==== GIVEN DATA

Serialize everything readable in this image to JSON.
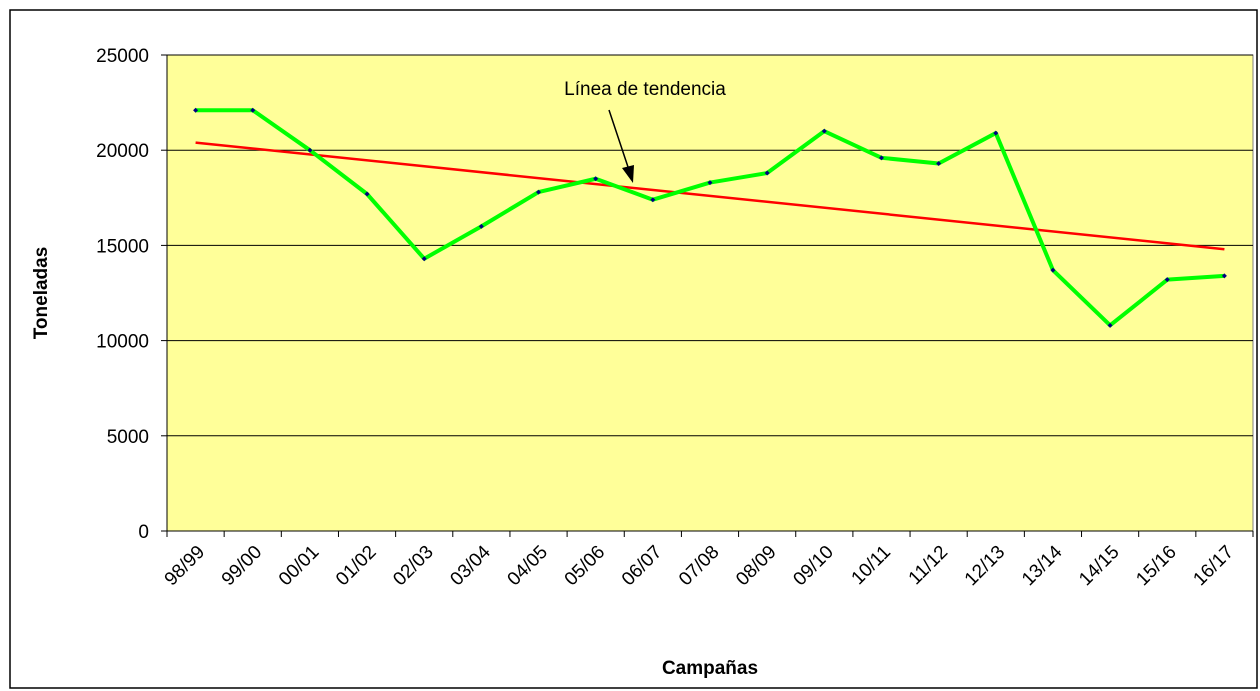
{
  "chart_data": {
    "type": "line",
    "xlabel": "Campañas",
    "ylabel": "Toneladas",
    "categories": [
      "98/99",
      "99/00",
      "00/01",
      "01/02",
      "02/03",
      "03/04",
      "04/05",
      "05/06",
      "06/07",
      "07/08",
      "08/09",
      "09/10",
      "10/11",
      "11/12",
      "12/13",
      "13/14",
      "14/15",
      "15/16",
      "16/17"
    ],
    "series": [
      {
        "color": "#00ff00",
        "marker_color": "#000080",
        "values": [
          22100,
          22100,
          20000,
          17700,
          14300,
          16000,
          17800,
          18500,
          17400,
          18300,
          18800,
          21000,
          19600,
          19300,
          20900,
          13700,
          10800,
          13200,
          13400
        ]
      }
    ],
    "trend": {
      "start": 20400,
      "end": 14800,
      "color": "#ff0000"
    },
    "annotation": "Línea de tendencia",
    "ylim": [
      0,
      25000
    ],
    "yticks": [
      0,
      5000,
      10000,
      15000,
      20000,
      25000
    ],
    "grid": true,
    "background": "#ffff99"
  }
}
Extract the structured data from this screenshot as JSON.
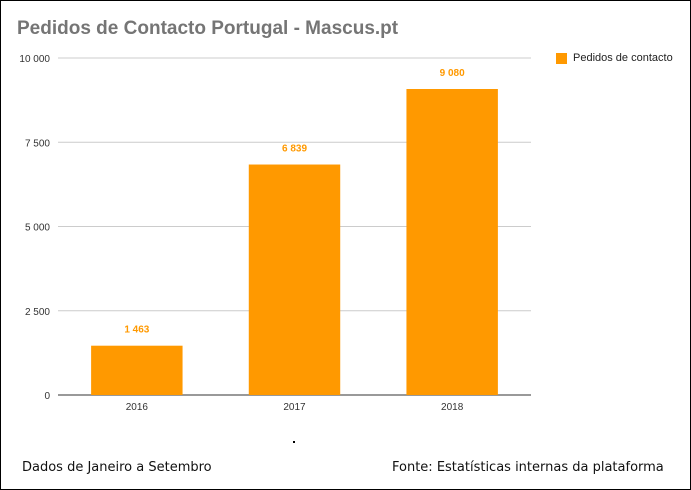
{
  "chart_data": {
    "type": "bar",
    "title": "Pedidos de Contacto Portugal - Mascus.pt",
    "categories": [
      "2016",
      "2017",
      "2018"
    ],
    "series": [
      {
        "name": "Pedidos de contacto",
        "values": [
          1463,
          6839,
          9080
        ]
      }
    ],
    "data_labels": [
      "1 463",
      "6 839",
      "9 080"
    ],
    "y_ticks": [
      0,
      2500,
      5000,
      7500,
      10000
    ],
    "y_tick_labels": [
      "0",
      "2 500",
      "5 000",
      "7 500",
      "10 000"
    ],
    "ylim": [
      0,
      10000
    ],
    "grid": true,
    "legend_position": "top-right",
    "color": "#ff9900"
  },
  "footer": {
    "left": "Dados de Janeiro a Setembro",
    "right": "Fonte: Estatísticas internas da plataforma"
  }
}
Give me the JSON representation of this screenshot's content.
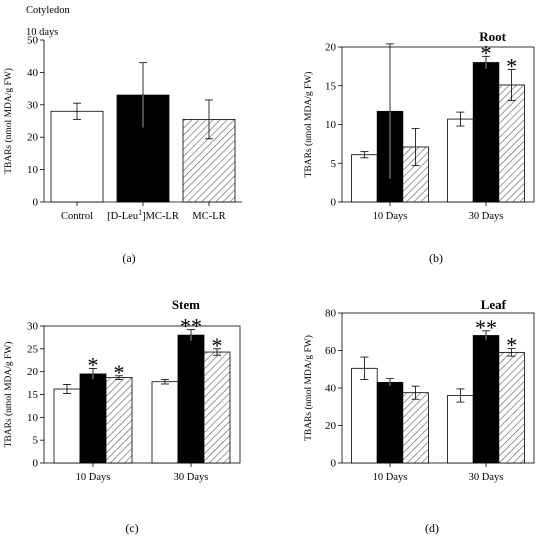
{
  "figure": {
    "panel_labels": [
      "(a)",
      "(b)",
      "(c)",
      "(d)"
    ]
  },
  "chart_data": [
    {
      "type": "bar",
      "panel": "(a)",
      "title": "Cotyledon",
      "subtitle": "10 days",
      "ylabel": "TBARs (nmol MDA/g FW)",
      "xlabel": "",
      "ylim": [
        0,
        50
      ],
      "yticks": [
        0,
        10,
        20,
        30,
        40,
        50
      ],
      "categories": [
        "Control",
        "[D-Leu1]MC-LR",
        "MC-LR"
      ],
      "series": [
        {
          "pattern": "white",
          "values": [
            28,
            33,
            25.5
          ],
          "errors": [
            2.5,
            10,
            6
          ]
        }
      ],
      "annotations": []
    },
    {
      "type": "bar",
      "panel": "(b)",
      "title": "Root",
      "ylabel": "TBARs (nmol MDA/g FW)",
      "xlabel": "",
      "ylim": [
        0,
        20
      ],
      "yticks": [
        0,
        5,
        10,
        15,
        20
      ],
      "categories": [
        "10 Days",
        "30 Days"
      ],
      "series": [
        {
          "pattern": "white",
          "values": [
            6.1,
            10.7
          ],
          "errors": [
            0.4,
            0.9
          ]
        },
        {
          "pattern": "black",
          "values": [
            11.7,
            18
          ],
          "errors": [
            8.7,
            0.8
          ]
        },
        {
          "pattern": "hatch",
          "values": [
            7.1,
            15.1
          ],
          "errors": [
            2.4,
            2
          ]
        }
      ],
      "annotations": [
        {
          "category": 1,
          "series": 1,
          "text": "*"
        },
        {
          "category": 1,
          "series": 2,
          "text": "*"
        }
      ]
    },
    {
      "type": "bar",
      "panel": "(c)",
      "title": "Stem",
      "ylabel": "TBARs (nmol MDA/g FW)",
      "xlabel": "",
      "ylim": [
        0,
        30
      ],
      "yticks": [
        0,
        5,
        10,
        15,
        20,
        25,
        30
      ],
      "categories": [
        "10 Days",
        "30 Days"
      ],
      "series": [
        {
          "pattern": "white",
          "values": [
            16.2,
            17.8
          ],
          "errors": [
            1,
            0.5
          ]
        },
        {
          "pattern": "black",
          "values": [
            19.5,
            28
          ],
          "errors": [
            1.2,
            1.2
          ]
        },
        {
          "pattern": "hatch",
          "values": [
            18.7,
            24.3
          ],
          "errors": [
            0.4,
            0.7
          ]
        }
      ],
      "annotations": [
        {
          "category": 0,
          "series": 1,
          "text": "*"
        },
        {
          "category": 0,
          "series": 2,
          "text": "*"
        },
        {
          "category": 1,
          "series": 1,
          "text": "**"
        },
        {
          "category": 1,
          "series": 2,
          "text": "*"
        }
      ]
    },
    {
      "type": "bar",
      "panel": "(d)",
      "title": "Leaf",
      "ylabel": "TBARs (nmol MDA/g FW)",
      "xlabel": "",
      "ylim": [
        0,
        80
      ],
      "yticks": [
        0,
        20,
        40,
        60,
        80
      ],
      "categories": [
        "10 Days",
        "30 Days"
      ],
      "series": [
        {
          "pattern": "white",
          "values": [
            50.5,
            36
          ],
          "errors": [
            6,
            3.5
          ]
        },
        {
          "pattern": "black",
          "values": [
            43,
            68
          ],
          "errors": [
            2,
            2.5
          ]
        },
        {
          "pattern": "hatch",
          "values": [
            37.5,
            59
          ],
          "errors": [
            3.5,
            2
          ]
        }
      ],
      "annotations": [
        {
          "category": 1,
          "series": 1,
          "text": "**"
        },
        {
          "category": 1,
          "series": 2,
          "text": "*"
        }
      ]
    }
  ]
}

========

WHAT THE TASK REQUIRES >> Can the entries above be repeated exactly, without their pictures?

RESULT OF THIS EXERCISE >>
Serialize everything readable in this image to JSON.
{
  "chart_data": {
    "type": "line",
    "xlabel": "Campañas",
    "ylabel": "Toneladas",
    "categories": [
      "98/99",
      "99/00",
      "00/01",
      "01/02",
      "02/03",
      "03/04",
      "04/05",
      "05/06",
      "06/07",
      "07/08",
      "08/09",
      "09/10",
      "10/11",
      "11/12",
      "12/13",
      "13/14",
      "14/15",
      "15/16",
      "16/17"
    ],
    "series": [
      {
        "color": "#00ff00",
        "marker_color": "#000080",
        "values": [
          22100,
          22100,
          20000,
          17700,
          14300,
          16000,
          17800,
          18500,
          17400,
          18300,
          18800,
          21000,
          19600,
          19300,
          20900,
          13700,
          10800,
          13200,
          13400
        ]
      }
    ],
    "trend": {
      "start": 20400,
      "end": 14800,
      "color": "#ff0000"
    },
    "annotation": "Línea de tendencia",
    "ylim": [
      0,
      25000
    ],
    "yticks": [
      0,
      5000,
      10000,
      15000,
      20000,
      25000
    ],
    "grid": true,
    "background": "#ffff99"
  }
}
Extract the structured data from this screenshot as JSON.
{
  "chart_data": {
    "type": "bar",
    "title": "Pedidos de Contacto Portugal - Mascus.pt",
    "categories": [
      "2016",
      "2017",
      "2018"
    ],
    "series": [
      {
        "name": "Pedidos de contacto",
        "values": [
          1463,
          6839,
          9080
        ]
      }
    ],
    "data_labels": [
      "1 463",
      "6 839",
      "9 080"
    ],
    "y_ticks": [
      0,
      2500,
      5000,
      7500,
      10000
    ],
    "y_tick_labels": [
      "0",
      "2 500",
      "5 000",
      "7 500",
      "10 000"
    ],
    "ylim": [
      0,
      10000
    ],
    "grid": true,
    "legend_position": "top-right",
    "color": "#ff9900"
  },
  "footer": {
    "left": "Dados de Janeiro a Setembro",
    "right": "Fonte: Estatísticas internas da plataforma"
  }
}
Give me the JSON representation of this screenshot's content.
{
  "figure": {
    "panel_labels": [
      "(a)",
      "(b)",
      "(c)",
      "(d)"
    ]
  },
  "chart_data": [
    {
      "type": "bar",
      "panel": "(a)",
      "title": "Cotyledon",
      "subtitle": "10 days",
      "ylabel": "TBARs (nmol MDA/g FW)",
      "xlabel": "",
      "ylim": [
        0,
        50
      ],
      "yticks": [
        0,
        10,
        20,
        30,
        40,
        50
      ],
      "categories": [
        "Control",
        "[D-Leu1]MC-LR",
        "MC-LR"
      ],
      "series": [
        {
          "pattern": "white",
          "values": [
            28,
            33,
            25.5
          ],
          "errors": [
            2.5,
            10,
            6
          ]
        }
      ],
      "annotations": []
    },
    {
      "type": "bar",
      "panel": "(b)",
      "title": "Root",
      "ylabel": "TBARs (nmol MDA/g FW)",
      "xlabel": "",
      "ylim": [
        0,
        20
      ],
      "yticks": [
        0,
        5,
        10,
        15,
        20
      ],
      "categories": [
        "10 Days",
        "30 Days"
      ],
      "series": [
        {
          "pattern": "white",
          "values": [
            6.1,
            10.7
          ],
          "errors": [
            0.4,
            0.9
          ]
        },
        {
          "pattern": "black",
          "values": [
            11.7,
            18
          ],
          "errors": [
            8.7,
            0.8
          ]
        },
        {
          "pattern": "hatch",
          "values": [
            7.1,
            15.1
          ],
          "errors": [
            2.4,
            2
          ]
        }
      ],
      "annotations": [
        {
          "category": 1,
          "series": 1,
          "text": "*"
        },
        {
          "category": 1,
          "series": 2,
          "text": "*"
        }
      ]
    },
    {
      "type": "bar",
      "panel": "(c)",
      "title": "Stem",
      "ylabel": "TBARs (nmol MDA/g FW)",
      "xlabel": "",
      "ylim": [
        0,
        30
      ],
      "yticks": [
        0,
        5,
        10,
        15,
        20,
        25,
        30
      ],
      "categories": [
        "10 Days",
        "30 Days"
      ],
      "series": [
        {
          "pattern": "white",
          "values": [
            16.2,
            17.8
          ],
          "errors": [
            1,
            0.5
          ]
        },
        {
          "pattern": "black",
          "values": [
            19.5,
            28
          ],
          "errors": [
            1.2,
            1.2
          ]
        },
        {
          "pattern": "hatch",
          "values": [
            18.7,
            24.3
          ],
          "errors": [
            0.4,
            0.7
          ]
        }
      ],
      "annotations": [
        {
          "category": 0,
          "series": 1,
          "text": "*"
        },
        {
          "category": 0,
          "series": 2,
          "text": "*"
        },
        {
          "category": 1,
          "series": 1,
          "text": "**"
        },
        {
          "category": 1,
          "series": 2,
          "text": "*"
        }
      ]
    },
    {
      "type": "bar",
      "panel": "(d)",
      "title": "Leaf",
      "ylabel": "TBARs (nmol MDA/g FW)",
      "xlabel": "",
      "ylim": [
        0,
        80
      ],
      "yticks": [
        0,
        20,
        40,
        60,
        80
      ],
      "categories": [
        "10 Days",
        "30 Days"
      ],
      "series": [
        {
          "pattern": "white",
          "values": [
            50.5,
            36
          ],
          "errors": [
            6,
            3.5
          ]
        },
        {
          "pattern": "black",
          "values": [
            43,
            68
          ],
          "errors": [
            2,
            2.5
          ]
        },
        {
          "pattern": "hatch",
          "values": [
            37.5,
            59
          ],
          "errors": [
            3.5,
            2
          ]
        }
      ],
      "annotations": [
        {
          "category": 1,
          "series": 1,
          "text": "**"
        },
        {
          "category": 1,
          "series": 2,
          "text": "*"
        }
      ]
    }
  ]
}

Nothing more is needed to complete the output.